#### [Stated task]
Locate every line in the records below that contains the word "Epics", and copy each one.

>> begin Working data

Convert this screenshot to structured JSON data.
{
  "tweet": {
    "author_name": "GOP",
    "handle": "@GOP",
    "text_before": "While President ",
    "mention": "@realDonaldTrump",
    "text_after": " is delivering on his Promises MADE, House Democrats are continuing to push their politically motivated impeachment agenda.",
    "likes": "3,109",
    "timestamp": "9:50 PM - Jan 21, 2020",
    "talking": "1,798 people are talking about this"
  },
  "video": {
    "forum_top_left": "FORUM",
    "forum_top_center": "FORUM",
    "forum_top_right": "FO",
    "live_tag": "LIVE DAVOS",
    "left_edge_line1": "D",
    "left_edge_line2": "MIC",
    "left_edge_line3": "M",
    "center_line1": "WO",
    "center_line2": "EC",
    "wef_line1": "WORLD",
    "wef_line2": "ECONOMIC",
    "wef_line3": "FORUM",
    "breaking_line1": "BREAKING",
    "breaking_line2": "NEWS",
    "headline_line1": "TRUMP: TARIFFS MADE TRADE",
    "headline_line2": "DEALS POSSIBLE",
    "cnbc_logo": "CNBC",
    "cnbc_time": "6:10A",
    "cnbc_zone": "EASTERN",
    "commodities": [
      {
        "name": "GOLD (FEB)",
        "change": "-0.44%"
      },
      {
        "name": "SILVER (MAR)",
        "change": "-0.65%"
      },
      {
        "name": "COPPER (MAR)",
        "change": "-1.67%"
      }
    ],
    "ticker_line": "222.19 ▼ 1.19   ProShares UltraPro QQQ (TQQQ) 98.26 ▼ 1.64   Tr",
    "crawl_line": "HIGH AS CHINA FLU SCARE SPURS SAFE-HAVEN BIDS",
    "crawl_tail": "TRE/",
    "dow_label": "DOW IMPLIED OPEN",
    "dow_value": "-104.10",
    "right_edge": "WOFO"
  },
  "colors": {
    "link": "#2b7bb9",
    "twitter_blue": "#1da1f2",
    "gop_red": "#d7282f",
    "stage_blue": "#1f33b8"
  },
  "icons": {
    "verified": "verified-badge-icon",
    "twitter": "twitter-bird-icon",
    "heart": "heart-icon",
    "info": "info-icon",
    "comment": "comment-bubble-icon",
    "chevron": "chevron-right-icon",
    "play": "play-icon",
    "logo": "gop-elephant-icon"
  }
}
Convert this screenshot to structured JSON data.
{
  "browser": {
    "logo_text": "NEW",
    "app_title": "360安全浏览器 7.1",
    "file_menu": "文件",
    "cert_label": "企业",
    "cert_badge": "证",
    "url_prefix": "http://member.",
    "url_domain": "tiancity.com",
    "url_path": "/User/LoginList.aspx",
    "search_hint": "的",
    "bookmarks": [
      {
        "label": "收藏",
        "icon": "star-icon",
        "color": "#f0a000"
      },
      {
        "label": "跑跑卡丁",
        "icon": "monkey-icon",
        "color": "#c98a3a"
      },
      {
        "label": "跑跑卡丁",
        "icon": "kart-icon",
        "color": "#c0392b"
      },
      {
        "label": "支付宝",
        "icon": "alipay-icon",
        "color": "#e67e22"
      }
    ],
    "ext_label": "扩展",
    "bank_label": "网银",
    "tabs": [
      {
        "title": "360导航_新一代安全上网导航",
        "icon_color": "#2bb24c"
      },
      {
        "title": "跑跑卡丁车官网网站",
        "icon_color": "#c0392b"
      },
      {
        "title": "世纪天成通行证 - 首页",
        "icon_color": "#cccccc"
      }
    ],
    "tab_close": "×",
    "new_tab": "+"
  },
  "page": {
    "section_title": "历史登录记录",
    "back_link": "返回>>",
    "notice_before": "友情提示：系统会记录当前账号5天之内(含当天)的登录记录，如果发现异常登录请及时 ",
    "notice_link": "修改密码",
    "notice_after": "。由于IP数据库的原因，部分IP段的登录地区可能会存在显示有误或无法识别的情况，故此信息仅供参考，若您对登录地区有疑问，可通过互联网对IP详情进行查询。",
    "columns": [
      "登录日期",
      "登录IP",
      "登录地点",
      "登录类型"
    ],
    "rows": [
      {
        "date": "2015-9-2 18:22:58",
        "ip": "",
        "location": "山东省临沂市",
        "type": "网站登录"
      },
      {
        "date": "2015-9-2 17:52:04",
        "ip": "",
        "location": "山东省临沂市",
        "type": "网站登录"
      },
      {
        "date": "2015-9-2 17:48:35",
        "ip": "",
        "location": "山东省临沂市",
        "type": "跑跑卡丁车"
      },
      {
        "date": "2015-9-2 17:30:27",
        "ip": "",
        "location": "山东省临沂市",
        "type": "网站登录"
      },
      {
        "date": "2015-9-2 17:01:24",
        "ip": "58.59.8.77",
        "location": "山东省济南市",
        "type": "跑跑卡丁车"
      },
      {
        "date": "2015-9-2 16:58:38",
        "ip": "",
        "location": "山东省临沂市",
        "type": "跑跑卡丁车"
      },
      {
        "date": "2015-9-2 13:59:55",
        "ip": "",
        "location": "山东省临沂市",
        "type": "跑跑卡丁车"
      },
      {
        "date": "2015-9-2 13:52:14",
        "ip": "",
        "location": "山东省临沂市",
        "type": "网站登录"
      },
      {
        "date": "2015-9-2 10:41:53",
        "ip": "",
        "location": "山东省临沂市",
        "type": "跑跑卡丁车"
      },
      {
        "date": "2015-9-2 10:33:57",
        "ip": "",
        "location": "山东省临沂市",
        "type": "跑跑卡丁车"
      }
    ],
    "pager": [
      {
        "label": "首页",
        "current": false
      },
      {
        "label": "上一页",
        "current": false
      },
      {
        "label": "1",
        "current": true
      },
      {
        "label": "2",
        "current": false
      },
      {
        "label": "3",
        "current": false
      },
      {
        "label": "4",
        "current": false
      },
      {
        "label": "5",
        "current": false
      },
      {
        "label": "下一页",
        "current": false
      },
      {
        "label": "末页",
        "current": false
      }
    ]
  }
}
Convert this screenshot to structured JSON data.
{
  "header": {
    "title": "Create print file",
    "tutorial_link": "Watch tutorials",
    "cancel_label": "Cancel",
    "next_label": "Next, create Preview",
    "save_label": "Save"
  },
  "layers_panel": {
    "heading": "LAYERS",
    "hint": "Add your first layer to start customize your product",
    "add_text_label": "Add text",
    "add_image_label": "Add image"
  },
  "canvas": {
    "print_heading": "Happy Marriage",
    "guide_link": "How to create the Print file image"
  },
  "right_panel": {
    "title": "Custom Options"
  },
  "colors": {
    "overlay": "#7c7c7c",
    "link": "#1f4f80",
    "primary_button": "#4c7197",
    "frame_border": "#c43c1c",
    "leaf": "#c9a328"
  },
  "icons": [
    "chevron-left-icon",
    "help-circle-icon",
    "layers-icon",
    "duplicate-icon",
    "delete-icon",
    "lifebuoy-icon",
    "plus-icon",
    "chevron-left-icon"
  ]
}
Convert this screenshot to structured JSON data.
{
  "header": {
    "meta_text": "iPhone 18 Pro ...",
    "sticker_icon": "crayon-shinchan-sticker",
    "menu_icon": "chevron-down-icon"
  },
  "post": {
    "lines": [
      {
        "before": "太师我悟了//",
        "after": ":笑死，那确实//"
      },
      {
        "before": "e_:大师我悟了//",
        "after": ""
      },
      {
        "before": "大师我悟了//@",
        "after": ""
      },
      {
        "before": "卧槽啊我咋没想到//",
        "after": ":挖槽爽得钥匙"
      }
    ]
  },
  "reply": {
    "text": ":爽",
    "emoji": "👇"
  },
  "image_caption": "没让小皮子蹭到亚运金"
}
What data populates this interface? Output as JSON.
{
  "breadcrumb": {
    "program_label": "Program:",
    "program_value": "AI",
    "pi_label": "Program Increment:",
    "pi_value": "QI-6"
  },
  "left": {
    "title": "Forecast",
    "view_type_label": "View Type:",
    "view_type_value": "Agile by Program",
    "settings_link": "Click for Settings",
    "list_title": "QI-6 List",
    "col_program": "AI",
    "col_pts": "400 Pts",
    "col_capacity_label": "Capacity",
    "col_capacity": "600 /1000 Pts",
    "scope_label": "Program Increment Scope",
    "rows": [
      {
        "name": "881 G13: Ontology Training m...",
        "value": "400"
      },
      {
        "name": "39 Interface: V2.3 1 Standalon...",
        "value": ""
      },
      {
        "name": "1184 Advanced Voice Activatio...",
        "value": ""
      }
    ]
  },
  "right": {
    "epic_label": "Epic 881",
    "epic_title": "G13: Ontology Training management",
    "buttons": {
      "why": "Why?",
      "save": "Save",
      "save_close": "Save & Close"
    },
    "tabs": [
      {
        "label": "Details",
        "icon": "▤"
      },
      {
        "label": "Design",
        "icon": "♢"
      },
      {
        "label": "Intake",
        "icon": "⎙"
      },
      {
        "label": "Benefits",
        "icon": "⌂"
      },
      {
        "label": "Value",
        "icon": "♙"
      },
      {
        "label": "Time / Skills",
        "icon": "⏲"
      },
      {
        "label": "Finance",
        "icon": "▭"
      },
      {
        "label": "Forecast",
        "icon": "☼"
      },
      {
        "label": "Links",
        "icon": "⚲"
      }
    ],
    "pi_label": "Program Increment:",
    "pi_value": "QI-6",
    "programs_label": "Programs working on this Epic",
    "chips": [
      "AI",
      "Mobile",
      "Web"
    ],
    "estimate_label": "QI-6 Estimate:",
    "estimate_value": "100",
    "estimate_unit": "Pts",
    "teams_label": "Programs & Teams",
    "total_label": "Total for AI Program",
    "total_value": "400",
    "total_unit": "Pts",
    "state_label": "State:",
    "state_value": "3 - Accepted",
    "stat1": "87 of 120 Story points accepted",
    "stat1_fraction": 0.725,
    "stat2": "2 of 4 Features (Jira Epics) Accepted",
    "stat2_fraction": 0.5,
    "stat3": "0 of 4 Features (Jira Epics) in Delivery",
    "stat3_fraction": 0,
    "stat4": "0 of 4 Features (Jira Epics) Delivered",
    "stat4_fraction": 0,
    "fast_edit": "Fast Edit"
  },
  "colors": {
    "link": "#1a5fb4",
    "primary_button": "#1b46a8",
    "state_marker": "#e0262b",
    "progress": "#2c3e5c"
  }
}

>> end Working data

#### [Exercise answer]
    "stat2": "2 of 4 Features (Jira Epics) Accepted",
    "stat3": "0 of 4 Features (Jira Epics) in Delivery",
    "stat4": "0 of 4 Features (Jira Epics) Delivered",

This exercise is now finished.